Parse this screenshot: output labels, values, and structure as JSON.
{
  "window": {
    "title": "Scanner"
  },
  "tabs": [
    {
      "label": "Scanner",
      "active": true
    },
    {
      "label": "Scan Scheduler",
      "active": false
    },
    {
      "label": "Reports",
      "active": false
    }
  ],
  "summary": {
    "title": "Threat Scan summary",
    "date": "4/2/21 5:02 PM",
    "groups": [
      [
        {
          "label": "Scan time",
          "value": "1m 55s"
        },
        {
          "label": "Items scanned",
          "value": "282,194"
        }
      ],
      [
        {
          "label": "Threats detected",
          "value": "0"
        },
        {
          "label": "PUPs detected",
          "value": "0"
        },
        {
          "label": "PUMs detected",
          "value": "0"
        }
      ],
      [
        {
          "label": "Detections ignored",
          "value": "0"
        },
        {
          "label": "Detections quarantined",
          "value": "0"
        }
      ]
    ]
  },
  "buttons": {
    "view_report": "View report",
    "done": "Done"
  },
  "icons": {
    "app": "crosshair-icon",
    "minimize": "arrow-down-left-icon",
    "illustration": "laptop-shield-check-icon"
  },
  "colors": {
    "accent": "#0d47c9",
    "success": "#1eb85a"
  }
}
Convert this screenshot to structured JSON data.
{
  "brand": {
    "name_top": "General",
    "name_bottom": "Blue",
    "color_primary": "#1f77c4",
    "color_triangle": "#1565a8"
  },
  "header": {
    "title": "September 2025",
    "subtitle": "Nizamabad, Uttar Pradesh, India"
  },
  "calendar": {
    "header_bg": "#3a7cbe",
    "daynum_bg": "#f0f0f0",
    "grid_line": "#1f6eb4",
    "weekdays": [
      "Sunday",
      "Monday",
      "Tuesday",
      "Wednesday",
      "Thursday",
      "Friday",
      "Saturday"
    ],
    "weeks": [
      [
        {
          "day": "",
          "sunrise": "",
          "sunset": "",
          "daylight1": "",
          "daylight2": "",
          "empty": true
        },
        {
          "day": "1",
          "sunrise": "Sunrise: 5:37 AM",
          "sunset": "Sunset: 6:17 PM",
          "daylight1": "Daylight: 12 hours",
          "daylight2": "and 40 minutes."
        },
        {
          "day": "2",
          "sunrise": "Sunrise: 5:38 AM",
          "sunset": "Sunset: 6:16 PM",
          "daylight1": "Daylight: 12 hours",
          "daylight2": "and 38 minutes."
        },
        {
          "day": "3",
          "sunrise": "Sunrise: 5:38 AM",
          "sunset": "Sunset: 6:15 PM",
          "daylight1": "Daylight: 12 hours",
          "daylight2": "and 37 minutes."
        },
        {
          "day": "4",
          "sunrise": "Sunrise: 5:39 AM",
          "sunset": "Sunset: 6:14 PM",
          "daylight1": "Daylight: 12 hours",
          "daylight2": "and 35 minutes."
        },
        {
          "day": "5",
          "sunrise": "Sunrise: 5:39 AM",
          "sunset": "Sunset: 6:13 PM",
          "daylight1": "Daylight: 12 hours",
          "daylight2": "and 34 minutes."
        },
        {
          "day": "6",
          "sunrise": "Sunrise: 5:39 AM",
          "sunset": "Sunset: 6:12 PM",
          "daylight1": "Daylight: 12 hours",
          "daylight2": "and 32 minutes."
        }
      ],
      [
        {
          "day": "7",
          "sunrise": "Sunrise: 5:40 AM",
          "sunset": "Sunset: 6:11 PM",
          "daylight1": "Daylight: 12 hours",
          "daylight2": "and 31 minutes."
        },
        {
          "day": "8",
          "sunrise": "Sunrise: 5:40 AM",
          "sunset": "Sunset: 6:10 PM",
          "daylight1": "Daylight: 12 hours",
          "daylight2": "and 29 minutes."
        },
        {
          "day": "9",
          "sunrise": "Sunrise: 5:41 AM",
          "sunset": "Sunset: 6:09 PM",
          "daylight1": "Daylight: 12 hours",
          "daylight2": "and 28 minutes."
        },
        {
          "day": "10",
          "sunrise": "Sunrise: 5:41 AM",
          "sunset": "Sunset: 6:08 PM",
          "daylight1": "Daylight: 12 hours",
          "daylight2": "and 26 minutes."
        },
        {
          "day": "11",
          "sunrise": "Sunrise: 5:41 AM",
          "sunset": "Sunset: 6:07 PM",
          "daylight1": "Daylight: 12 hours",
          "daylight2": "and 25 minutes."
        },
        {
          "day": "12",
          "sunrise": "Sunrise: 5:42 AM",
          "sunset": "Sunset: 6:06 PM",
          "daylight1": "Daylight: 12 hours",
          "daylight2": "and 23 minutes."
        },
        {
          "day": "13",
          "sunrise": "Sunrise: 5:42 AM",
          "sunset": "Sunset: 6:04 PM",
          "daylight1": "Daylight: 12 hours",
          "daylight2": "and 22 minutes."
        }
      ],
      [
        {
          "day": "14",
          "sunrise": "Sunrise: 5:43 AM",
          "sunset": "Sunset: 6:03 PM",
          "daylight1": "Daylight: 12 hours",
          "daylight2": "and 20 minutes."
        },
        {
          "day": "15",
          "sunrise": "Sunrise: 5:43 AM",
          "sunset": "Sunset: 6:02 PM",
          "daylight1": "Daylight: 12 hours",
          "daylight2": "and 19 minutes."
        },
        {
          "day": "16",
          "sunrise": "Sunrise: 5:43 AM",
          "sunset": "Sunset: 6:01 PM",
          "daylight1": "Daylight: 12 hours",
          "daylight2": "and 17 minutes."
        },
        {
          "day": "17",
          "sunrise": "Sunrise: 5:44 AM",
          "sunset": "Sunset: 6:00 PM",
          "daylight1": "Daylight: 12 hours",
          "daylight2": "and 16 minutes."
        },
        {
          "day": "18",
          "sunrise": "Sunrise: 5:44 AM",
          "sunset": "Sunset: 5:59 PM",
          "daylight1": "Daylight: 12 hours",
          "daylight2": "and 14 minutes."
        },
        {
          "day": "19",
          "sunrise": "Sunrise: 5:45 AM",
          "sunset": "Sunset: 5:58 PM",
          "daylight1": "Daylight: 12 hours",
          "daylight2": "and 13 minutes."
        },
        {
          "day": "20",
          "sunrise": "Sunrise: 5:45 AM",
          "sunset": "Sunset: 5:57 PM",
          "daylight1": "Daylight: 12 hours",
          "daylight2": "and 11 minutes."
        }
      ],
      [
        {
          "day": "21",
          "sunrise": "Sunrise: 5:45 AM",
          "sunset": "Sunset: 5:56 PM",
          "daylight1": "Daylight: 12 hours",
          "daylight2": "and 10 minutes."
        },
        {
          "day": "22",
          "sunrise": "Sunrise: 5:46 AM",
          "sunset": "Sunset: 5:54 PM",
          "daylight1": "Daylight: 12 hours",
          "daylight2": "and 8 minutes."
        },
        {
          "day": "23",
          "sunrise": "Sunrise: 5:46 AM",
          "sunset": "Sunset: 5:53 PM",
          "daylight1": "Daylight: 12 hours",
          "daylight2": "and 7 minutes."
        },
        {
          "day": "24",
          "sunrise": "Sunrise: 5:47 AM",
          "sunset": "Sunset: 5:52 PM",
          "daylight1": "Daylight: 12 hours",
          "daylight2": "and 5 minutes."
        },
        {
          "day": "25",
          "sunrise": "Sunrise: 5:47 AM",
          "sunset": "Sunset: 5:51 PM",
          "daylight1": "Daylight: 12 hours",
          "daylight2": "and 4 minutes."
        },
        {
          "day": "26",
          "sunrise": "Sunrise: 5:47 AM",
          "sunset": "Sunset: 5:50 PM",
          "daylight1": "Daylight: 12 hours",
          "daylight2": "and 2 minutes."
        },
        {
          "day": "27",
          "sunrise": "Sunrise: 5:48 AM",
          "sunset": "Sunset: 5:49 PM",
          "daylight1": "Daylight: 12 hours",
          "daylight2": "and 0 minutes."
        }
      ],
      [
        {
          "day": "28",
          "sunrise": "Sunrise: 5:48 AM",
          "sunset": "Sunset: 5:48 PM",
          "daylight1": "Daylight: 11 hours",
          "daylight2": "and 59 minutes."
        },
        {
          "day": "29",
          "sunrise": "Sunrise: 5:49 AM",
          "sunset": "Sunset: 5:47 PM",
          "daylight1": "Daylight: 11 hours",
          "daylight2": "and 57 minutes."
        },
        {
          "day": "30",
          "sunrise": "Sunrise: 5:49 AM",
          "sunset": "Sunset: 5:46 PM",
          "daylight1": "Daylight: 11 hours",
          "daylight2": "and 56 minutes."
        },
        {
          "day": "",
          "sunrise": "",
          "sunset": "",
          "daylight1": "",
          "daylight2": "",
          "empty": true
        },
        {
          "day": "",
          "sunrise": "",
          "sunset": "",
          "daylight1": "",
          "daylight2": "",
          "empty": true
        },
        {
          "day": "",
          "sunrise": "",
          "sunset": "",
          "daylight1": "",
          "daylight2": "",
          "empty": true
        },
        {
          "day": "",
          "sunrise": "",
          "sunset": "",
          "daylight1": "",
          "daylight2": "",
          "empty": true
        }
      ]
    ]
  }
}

====================

> [What you have to do]: Each line that contains the word "screenshot" counts toward the total; give only that total.

> [Expected answer]: 2